• _ROWS_
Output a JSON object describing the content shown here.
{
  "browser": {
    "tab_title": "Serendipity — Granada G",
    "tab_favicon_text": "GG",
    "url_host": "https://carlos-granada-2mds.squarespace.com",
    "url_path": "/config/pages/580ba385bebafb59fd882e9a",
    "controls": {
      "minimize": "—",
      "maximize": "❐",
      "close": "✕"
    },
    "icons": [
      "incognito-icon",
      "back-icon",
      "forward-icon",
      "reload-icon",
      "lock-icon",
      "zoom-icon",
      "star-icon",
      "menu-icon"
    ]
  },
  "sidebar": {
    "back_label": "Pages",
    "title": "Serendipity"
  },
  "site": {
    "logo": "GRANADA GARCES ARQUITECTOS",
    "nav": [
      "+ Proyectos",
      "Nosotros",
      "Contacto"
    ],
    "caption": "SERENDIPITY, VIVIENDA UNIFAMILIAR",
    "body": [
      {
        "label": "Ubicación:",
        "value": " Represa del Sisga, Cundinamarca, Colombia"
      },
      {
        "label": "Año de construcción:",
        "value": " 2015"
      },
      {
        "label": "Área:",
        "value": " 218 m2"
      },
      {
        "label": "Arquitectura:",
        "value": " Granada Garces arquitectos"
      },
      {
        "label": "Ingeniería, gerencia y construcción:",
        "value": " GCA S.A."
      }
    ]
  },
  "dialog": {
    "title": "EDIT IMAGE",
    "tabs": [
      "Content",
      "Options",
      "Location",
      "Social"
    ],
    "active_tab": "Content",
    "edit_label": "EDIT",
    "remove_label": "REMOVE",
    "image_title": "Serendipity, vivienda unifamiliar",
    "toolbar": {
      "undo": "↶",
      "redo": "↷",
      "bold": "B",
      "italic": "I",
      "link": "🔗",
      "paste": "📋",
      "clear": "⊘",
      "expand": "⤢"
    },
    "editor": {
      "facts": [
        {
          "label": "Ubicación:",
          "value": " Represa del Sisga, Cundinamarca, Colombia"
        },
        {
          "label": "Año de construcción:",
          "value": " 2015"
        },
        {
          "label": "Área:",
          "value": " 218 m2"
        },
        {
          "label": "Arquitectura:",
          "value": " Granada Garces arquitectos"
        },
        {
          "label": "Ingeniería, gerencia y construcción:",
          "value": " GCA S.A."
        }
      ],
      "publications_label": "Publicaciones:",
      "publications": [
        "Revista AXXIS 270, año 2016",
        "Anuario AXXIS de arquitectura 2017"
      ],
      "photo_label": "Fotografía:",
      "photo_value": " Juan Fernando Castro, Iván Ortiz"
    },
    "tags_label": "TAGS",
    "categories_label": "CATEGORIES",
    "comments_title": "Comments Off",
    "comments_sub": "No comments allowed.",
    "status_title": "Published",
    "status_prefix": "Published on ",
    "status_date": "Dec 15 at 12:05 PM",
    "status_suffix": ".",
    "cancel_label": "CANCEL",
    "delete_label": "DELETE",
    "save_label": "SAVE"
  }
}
--
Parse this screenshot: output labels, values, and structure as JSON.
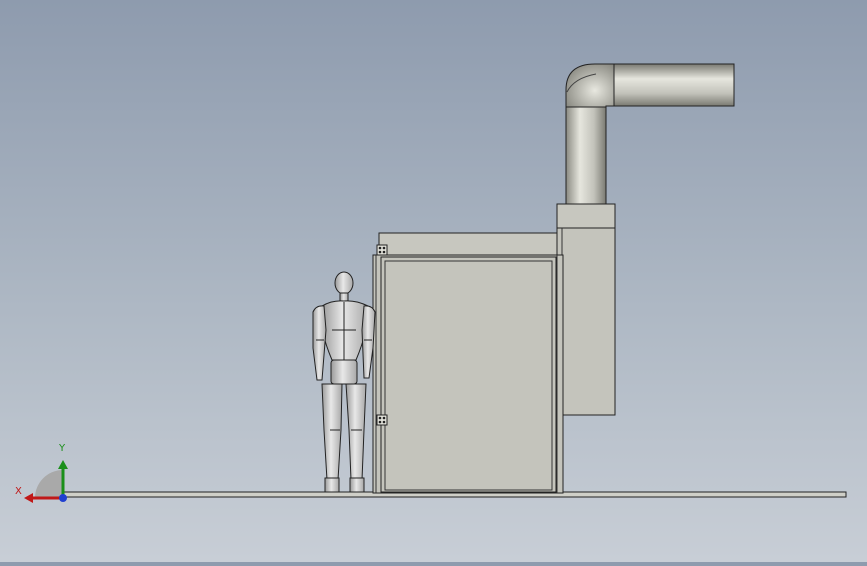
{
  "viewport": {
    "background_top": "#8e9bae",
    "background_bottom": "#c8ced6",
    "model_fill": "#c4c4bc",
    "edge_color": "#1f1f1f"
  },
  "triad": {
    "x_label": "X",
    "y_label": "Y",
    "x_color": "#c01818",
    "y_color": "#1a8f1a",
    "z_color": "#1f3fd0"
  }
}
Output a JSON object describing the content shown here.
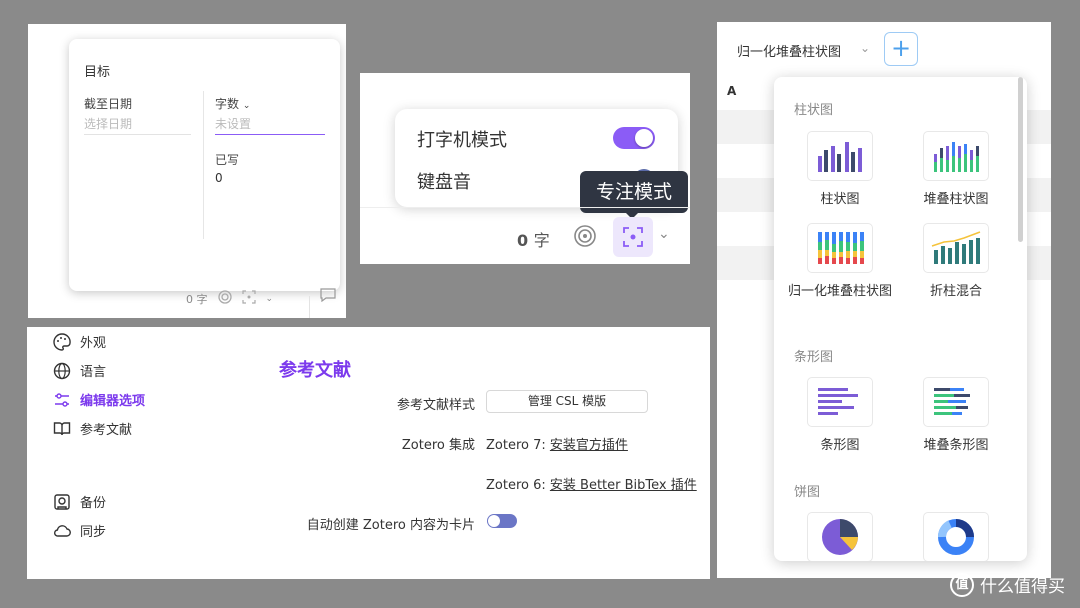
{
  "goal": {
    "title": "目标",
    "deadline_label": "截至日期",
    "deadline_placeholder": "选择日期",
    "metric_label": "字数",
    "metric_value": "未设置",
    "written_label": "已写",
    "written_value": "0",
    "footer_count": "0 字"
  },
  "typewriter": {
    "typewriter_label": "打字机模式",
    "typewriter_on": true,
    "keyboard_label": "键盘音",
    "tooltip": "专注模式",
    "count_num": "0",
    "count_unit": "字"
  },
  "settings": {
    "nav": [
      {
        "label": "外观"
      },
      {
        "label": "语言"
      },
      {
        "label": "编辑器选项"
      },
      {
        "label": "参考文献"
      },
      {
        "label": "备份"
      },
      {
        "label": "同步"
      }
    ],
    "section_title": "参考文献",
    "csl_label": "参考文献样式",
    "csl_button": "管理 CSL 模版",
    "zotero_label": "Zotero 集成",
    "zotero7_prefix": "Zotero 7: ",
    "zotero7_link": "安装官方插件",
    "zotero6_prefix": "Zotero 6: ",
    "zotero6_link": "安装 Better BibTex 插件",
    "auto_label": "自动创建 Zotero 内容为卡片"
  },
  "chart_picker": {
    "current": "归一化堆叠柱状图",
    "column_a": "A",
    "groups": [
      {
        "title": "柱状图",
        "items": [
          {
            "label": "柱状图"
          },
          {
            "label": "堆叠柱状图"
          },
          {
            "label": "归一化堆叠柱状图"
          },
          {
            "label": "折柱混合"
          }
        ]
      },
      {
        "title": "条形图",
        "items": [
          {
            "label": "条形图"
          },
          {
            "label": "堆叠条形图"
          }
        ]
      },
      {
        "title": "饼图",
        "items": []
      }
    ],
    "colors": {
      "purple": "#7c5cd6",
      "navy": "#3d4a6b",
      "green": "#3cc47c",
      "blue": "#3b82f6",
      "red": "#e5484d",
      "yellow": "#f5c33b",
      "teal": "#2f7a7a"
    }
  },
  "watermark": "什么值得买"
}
* * *
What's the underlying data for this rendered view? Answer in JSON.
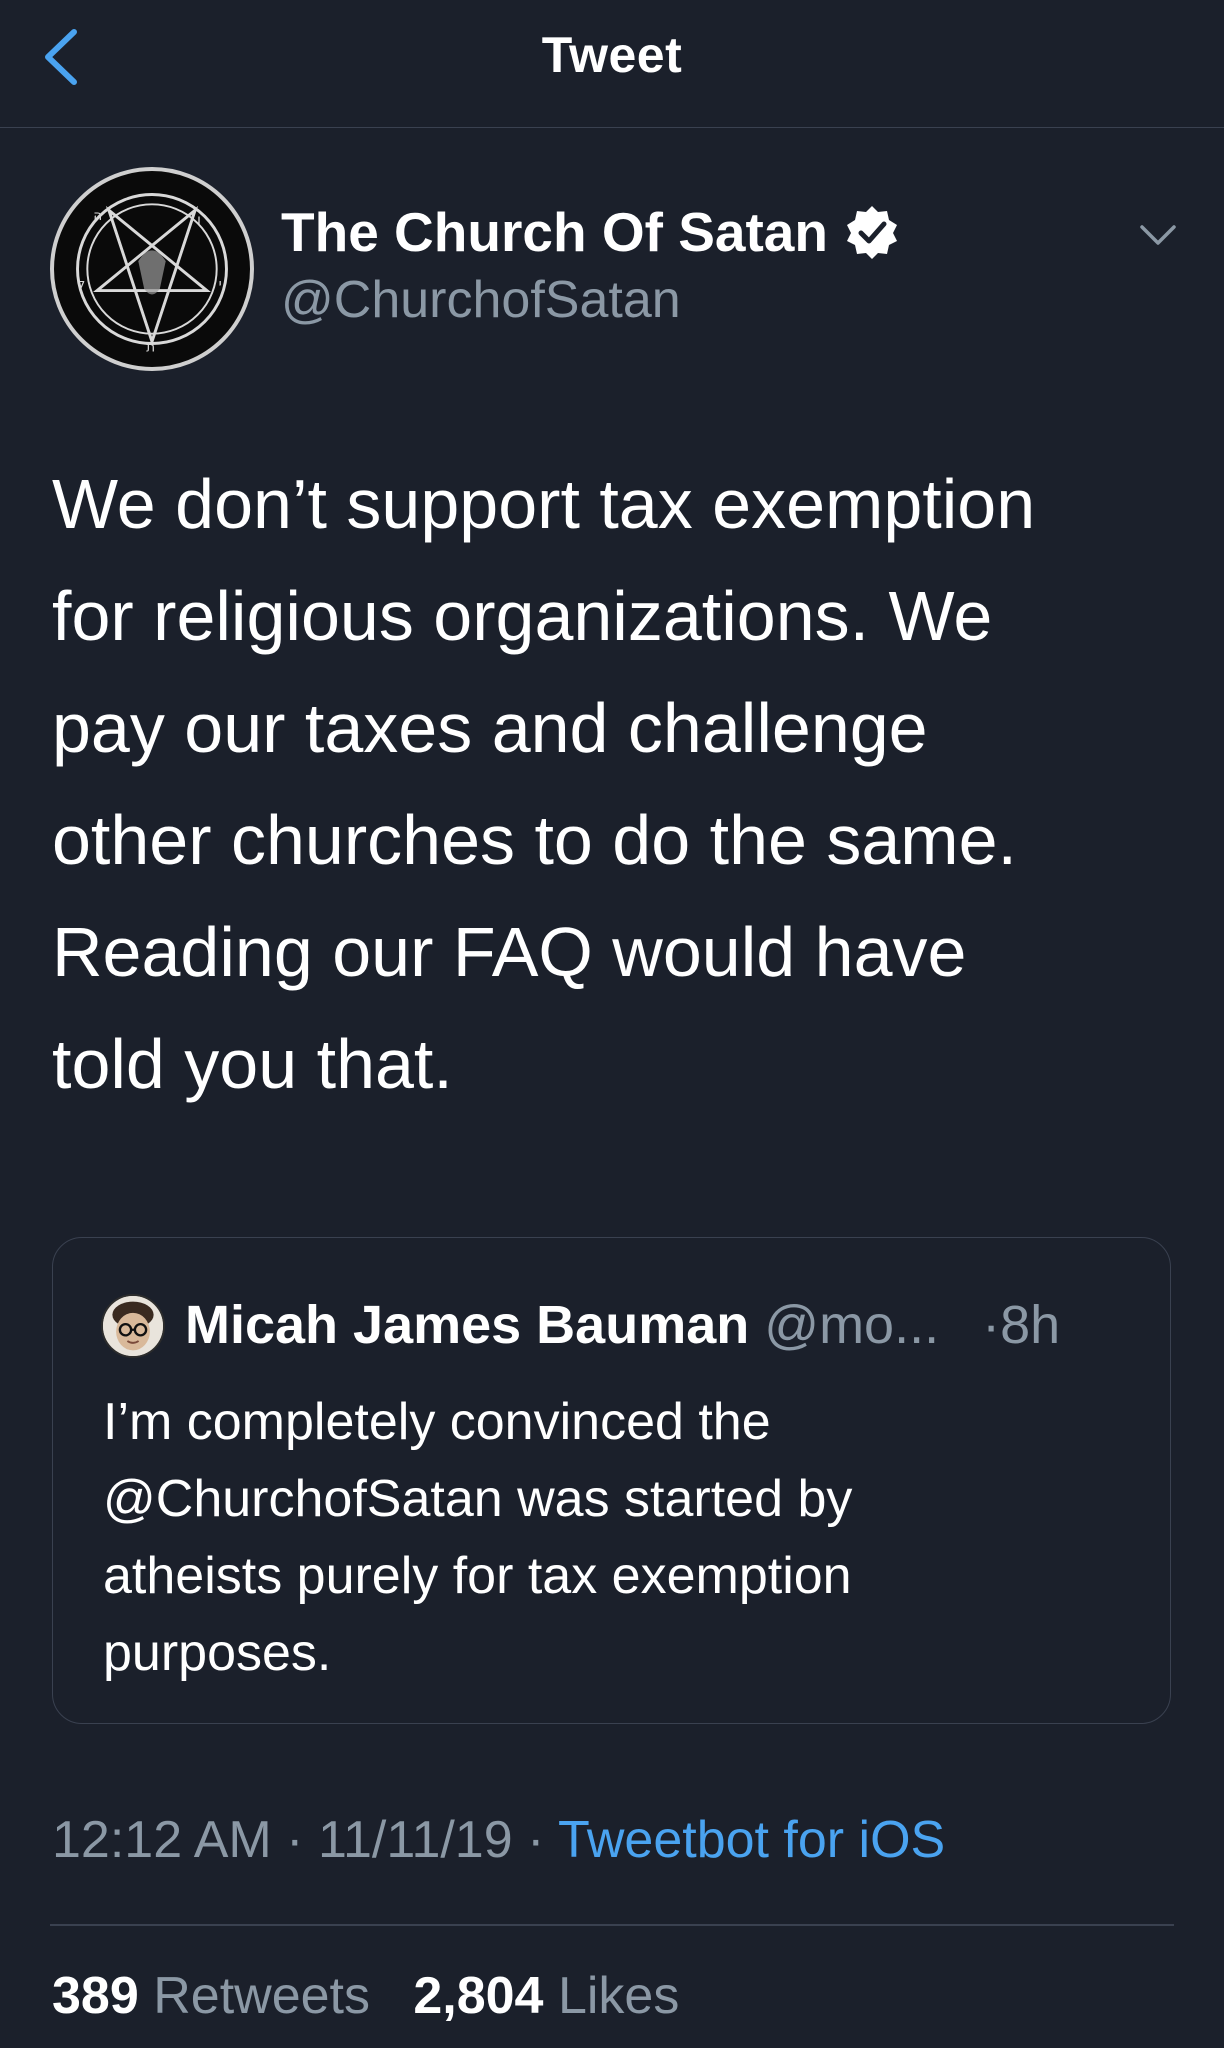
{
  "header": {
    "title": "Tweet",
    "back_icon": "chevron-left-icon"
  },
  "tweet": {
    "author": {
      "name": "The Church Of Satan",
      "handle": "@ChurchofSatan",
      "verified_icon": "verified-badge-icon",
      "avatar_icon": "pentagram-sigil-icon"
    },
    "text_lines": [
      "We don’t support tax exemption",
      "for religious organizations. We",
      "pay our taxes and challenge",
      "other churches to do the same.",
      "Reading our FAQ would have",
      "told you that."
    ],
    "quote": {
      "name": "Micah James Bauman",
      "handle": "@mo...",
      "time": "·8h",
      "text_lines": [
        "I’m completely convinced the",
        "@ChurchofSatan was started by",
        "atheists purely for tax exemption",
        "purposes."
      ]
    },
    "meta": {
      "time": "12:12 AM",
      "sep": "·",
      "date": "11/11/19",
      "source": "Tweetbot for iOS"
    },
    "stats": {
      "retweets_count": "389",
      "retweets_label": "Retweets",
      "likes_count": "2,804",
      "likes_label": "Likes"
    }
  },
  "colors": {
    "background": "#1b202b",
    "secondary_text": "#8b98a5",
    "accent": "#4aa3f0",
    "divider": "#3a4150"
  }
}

• _EXERCISE_
Gather all lines from the listing above in which "AXXIS" occurs.

• _EXPECTED ANSWER_
        "Revista AXXIS 270, año 2016",
        "Anuario AXXIS de arquitectura 2017"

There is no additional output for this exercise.